[Layout annotation data]
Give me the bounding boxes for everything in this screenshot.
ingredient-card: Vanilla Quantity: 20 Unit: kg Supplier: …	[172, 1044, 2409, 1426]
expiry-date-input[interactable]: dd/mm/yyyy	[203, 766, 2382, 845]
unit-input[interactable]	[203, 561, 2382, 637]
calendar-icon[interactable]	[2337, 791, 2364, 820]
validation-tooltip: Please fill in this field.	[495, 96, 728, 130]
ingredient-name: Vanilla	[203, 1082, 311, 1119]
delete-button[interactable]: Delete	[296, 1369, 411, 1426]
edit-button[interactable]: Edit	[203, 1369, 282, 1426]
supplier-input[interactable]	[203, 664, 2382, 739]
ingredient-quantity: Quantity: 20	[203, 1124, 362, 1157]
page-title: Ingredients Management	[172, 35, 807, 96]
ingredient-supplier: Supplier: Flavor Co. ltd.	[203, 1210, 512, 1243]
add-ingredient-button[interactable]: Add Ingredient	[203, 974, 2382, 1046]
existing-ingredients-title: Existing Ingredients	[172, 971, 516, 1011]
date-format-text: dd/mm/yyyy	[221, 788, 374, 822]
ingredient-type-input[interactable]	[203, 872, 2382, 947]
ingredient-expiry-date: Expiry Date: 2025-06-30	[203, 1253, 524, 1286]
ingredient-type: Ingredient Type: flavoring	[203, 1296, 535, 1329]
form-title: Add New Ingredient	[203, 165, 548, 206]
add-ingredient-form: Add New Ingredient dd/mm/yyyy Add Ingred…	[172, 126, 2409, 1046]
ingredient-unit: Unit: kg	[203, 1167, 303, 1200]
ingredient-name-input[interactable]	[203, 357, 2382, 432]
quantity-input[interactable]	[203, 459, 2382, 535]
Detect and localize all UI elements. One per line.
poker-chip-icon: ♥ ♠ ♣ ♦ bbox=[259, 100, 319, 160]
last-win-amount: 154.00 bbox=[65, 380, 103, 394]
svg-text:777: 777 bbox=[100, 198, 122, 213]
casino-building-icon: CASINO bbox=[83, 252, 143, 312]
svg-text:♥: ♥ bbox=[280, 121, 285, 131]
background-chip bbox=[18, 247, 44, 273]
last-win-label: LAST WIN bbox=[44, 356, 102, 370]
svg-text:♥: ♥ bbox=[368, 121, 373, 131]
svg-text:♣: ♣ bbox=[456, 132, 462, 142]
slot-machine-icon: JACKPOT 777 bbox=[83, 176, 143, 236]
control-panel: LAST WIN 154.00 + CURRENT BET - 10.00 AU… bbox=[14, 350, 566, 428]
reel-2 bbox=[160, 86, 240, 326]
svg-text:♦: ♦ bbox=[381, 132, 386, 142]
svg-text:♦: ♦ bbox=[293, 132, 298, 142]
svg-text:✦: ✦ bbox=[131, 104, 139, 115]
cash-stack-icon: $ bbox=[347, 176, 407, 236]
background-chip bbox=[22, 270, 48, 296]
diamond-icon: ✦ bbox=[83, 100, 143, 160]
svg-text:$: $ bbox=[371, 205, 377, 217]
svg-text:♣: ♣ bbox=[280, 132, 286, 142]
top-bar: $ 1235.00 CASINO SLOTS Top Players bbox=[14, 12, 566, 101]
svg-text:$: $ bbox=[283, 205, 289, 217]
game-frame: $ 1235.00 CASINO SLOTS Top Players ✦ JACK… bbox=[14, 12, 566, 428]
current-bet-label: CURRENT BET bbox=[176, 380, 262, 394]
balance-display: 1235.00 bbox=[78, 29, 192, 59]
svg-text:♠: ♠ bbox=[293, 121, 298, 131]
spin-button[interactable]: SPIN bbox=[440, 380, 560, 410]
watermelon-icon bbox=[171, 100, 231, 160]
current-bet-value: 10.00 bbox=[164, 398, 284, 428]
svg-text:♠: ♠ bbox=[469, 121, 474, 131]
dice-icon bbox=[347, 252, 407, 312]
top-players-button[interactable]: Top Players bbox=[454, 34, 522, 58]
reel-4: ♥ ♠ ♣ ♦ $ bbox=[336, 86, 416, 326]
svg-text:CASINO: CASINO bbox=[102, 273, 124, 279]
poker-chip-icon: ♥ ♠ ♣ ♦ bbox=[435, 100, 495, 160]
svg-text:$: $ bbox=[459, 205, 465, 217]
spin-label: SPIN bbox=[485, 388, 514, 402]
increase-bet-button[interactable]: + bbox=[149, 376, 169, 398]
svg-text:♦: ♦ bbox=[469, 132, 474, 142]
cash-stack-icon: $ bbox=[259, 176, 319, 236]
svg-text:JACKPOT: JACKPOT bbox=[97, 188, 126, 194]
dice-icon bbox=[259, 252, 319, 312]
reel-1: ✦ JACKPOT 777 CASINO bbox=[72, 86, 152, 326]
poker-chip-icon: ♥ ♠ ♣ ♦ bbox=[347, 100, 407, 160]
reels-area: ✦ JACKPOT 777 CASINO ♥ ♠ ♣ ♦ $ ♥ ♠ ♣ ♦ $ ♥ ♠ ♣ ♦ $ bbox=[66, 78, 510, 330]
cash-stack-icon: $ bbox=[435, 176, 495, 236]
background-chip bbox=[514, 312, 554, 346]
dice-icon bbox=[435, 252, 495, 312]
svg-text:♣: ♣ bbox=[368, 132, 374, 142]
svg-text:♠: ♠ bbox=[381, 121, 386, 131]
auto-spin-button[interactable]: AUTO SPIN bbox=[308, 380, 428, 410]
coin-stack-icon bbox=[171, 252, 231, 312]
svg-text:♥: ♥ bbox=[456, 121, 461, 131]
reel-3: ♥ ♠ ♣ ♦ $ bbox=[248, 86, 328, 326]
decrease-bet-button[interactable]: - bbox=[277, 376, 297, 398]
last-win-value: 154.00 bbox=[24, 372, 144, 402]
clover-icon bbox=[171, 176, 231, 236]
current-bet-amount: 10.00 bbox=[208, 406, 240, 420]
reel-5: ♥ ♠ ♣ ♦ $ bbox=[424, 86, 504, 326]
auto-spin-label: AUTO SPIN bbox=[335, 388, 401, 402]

EXERCISE AIM =>
Retype every line of the material above without changing anything.

ANSWER TO THE EXERCISE =>
Give me the bounding boxes for everything in this screenshot.
ingredient-card: Vanilla Quantity: 20 Unit: kg Supplier: …	[172, 1044, 2409, 1426]
expiry-date-input[interactable]: dd/mm/yyyy	[203, 766, 2382, 845]
unit-input[interactable]	[203, 561, 2382, 637]
calendar-icon[interactable]	[2337, 791, 2364, 820]
validation-tooltip: Please fill in this field.	[495, 96, 728, 130]
ingredient-name: Vanilla	[203, 1082, 311, 1119]
delete-button[interactable]: Delete	[296, 1369, 411, 1426]
edit-button[interactable]: Edit	[203, 1369, 282, 1426]
supplier-input[interactable]	[203, 664, 2382, 739]
ingredient-quantity: Quantity: 20	[203, 1124, 362, 1157]
page-title: Ingredients Management	[172, 35, 807, 96]
ingredient-supplier: Supplier: Flavor Co. ltd.	[203, 1210, 512, 1243]
add-ingredient-button[interactable]: Add Ingredient	[203, 974, 2382, 1046]
existing-ingredients-title: Existing Ingredients	[172, 971, 516, 1011]
date-format-text: dd/mm/yyyy	[221, 788, 374, 822]
ingredient-type-input[interactable]	[203, 872, 2382, 947]
ingredient-expiry-date: Expiry Date: 2025-06-30	[203, 1253, 524, 1286]
ingredient-type: Ingredient Type: flavoring	[203, 1296, 535, 1329]
form-title: Add New Ingredient	[203, 165, 548, 206]
add-ingredient-form: Add New Ingredient dd/mm/yyyy Add Ingred…	[172, 126, 2409, 1046]
ingredient-unit: Unit: kg	[203, 1167, 303, 1200]
ingredient-name-input[interactable]	[203, 357, 2382, 432]
quantity-input[interactable]	[203, 459, 2382, 535]
Detect and localize all UI elements. One per line.
poker-chip-icon: ♥ ♠ ♣ ♦ bbox=[259, 100, 319, 160]
last-win-amount: 154.00 bbox=[65, 380, 103, 394]
svg-text:777: 777 bbox=[100, 198, 122, 213]
casino-building-icon: CASINO bbox=[83, 252, 143, 312]
svg-text:♥: ♥ bbox=[280, 121, 285, 131]
background-chip bbox=[18, 247, 44, 273]
last-win-label: LAST WIN bbox=[44, 356, 102, 370]
svg-text:♥: ♥ bbox=[368, 121, 373, 131]
svg-text:♣: ♣ bbox=[456, 132, 462, 142]
slot-machine-icon: JACKPOT 777 bbox=[83, 176, 143, 236]
control-panel: LAST WIN 154.00 + CURRENT BET - 10.00 AU… bbox=[14, 350, 566, 428]
reel-2 bbox=[160, 86, 240, 326]
svg-text:♦: ♦ bbox=[381, 132, 386, 142]
svg-text:♦: ♦ bbox=[293, 132, 298, 142]
svg-text:✦: ✦ bbox=[131, 104, 139, 115]
cash-stack-icon: $ bbox=[347, 176, 407, 236]
background-chip bbox=[22, 270, 48, 296]
diamond-icon: ✦ bbox=[83, 100, 143, 160]
svg-text:$: $ bbox=[371, 205, 377, 217]
svg-text:♣: ♣ bbox=[280, 132, 286, 142]
top-bar: $ 1235.00 CASINO SLOTS Top Players bbox=[14, 12, 566, 101]
svg-text:$: $ bbox=[283, 205, 289, 217]
game-frame: $ 1235.00 CASINO SLOTS Top Players ✦ JACK… bbox=[14, 12, 566, 428]
current-bet-label: CURRENT BET bbox=[176, 380, 262, 394]
balance-display: 1235.00 bbox=[78, 29, 192, 59]
svg-text:♠: ♠ bbox=[293, 121, 298, 131]
spin-button[interactable]: SPIN bbox=[440, 380, 560, 410]
watermelon-icon bbox=[171, 100, 231, 160]
current-bet-value: 10.00 bbox=[164, 398, 284, 428]
svg-text:♠: ♠ bbox=[469, 121, 474, 131]
dice-icon bbox=[347, 252, 407, 312]
top-players-button[interactable]: Top Players bbox=[454, 34, 522, 58]
reel-4: ♥ ♠ ♣ ♦ $ bbox=[336, 86, 416, 326]
svg-text:CASINO: CASINO bbox=[102, 273, 124, 279]
poker-chip-icon: ♥ ♠ ♣ ♦ bbox=[435, 100, 495, 160]
svg-text:$: $ bbox=[459, 205, 465, 217]
spin-label: SPIN bbox=[485, 388, 514, 402]
increase-bet-button[interactable]: + bbox=[149, 376, 169, 398]
svg-text:♦: ♦ bbox=[469, 132, 474, 142]
cash-stack-icon: $ bbox=[259, 176, 319, 236]
svg-text:JACKPOT: JACKPOT bbox=[97, 188, 126, 194]
dice-icon bbox=[259, 252, 319, 312]
reel-1: ✦ JACKPOT 777 CASINO bbox=[72, 86, 152, 326]
poker-chip-icon: ♥ ♠ ♣ ♦ bbox=[347, 100, 407, 160]
reels-area: ✦ JACKPOT 777 CASINO ♥ ♠ ♣ ♦ $ ♥ ♠ ♣ ♦ $ ♥ ♠ ♣ ♦ $ bbox=[66, 78, 510, 330]
cash-stack-icon: $ bbox=[435, 176, 495, 236]
background-chip bbox=[514, 312, 554, 346]
dice-icon bbox=[435, 252, 495, 312]
svg-text:♣: ♣ bbox=[368, 132, 374, 142]
svg-text:♠: ♠ bbox=[381, 121, 386, 131]
auto-spin-button[interactable]: AUTO SPIN bbox=[308, 380, 428, 410]
coin-stack-icon bbox=[171, 252, 231, 312]
svg-text:♥: ♥ bbox=[456, 121, 461, 131]
reel-3: ♥ ♠ ♣ ♦ $ bbox=[248, 86, 328, 326]
decrease-bet-button[interactable]: - bbox=[277, 376, 297, 398]
last-win-value: 154.00 bbox=[24, 372, 144, 402]
clover-icon bbox=[171, 176, 231, 236]
current-bet-amount: 10.00 bbox=[208, 406, 240, 420]
reel-5: ♥ ♠ ♣ ♦ $ bbox=[424, 86, 504, 326]
auto-spin-label: AUTO SPIN bbox=[335, 388, 401, 402]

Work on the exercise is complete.